[Task description]
Search the listing below for the string "text" and show each line that contains it.

* START Excerpted data *

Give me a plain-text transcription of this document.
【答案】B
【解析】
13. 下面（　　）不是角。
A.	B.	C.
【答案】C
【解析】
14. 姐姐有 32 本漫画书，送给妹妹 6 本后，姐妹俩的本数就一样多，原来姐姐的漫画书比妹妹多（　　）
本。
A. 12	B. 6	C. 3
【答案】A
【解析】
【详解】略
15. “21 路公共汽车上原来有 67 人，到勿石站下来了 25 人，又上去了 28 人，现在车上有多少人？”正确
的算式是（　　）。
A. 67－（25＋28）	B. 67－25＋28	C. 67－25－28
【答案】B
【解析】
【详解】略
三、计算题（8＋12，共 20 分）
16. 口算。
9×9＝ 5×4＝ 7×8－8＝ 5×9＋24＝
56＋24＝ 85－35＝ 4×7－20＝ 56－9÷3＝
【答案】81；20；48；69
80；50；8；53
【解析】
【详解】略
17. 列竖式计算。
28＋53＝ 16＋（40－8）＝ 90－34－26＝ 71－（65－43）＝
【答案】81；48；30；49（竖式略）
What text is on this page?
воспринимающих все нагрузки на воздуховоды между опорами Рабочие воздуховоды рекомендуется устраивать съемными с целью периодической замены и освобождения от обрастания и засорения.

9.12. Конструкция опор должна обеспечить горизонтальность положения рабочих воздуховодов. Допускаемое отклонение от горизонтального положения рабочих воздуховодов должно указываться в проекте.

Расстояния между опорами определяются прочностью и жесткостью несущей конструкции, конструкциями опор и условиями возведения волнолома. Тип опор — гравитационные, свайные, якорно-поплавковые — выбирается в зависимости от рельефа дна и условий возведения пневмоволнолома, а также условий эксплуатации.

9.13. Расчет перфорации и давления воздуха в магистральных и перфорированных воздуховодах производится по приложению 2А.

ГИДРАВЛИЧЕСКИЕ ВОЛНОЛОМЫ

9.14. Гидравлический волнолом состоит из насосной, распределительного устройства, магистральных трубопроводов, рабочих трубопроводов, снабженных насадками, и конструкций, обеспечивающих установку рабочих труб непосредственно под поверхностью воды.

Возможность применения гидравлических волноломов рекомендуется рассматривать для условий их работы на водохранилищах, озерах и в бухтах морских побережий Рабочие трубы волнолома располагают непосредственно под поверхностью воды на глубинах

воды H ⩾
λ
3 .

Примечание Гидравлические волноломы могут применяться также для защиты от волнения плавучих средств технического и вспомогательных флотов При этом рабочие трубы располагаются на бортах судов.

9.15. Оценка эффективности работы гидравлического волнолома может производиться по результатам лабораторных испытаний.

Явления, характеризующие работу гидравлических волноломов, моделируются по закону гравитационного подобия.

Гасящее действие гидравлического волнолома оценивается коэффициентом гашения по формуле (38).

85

* END Excerpted data *

[Task output]
Give me a plain-text transcription of this document.
What text is on this page?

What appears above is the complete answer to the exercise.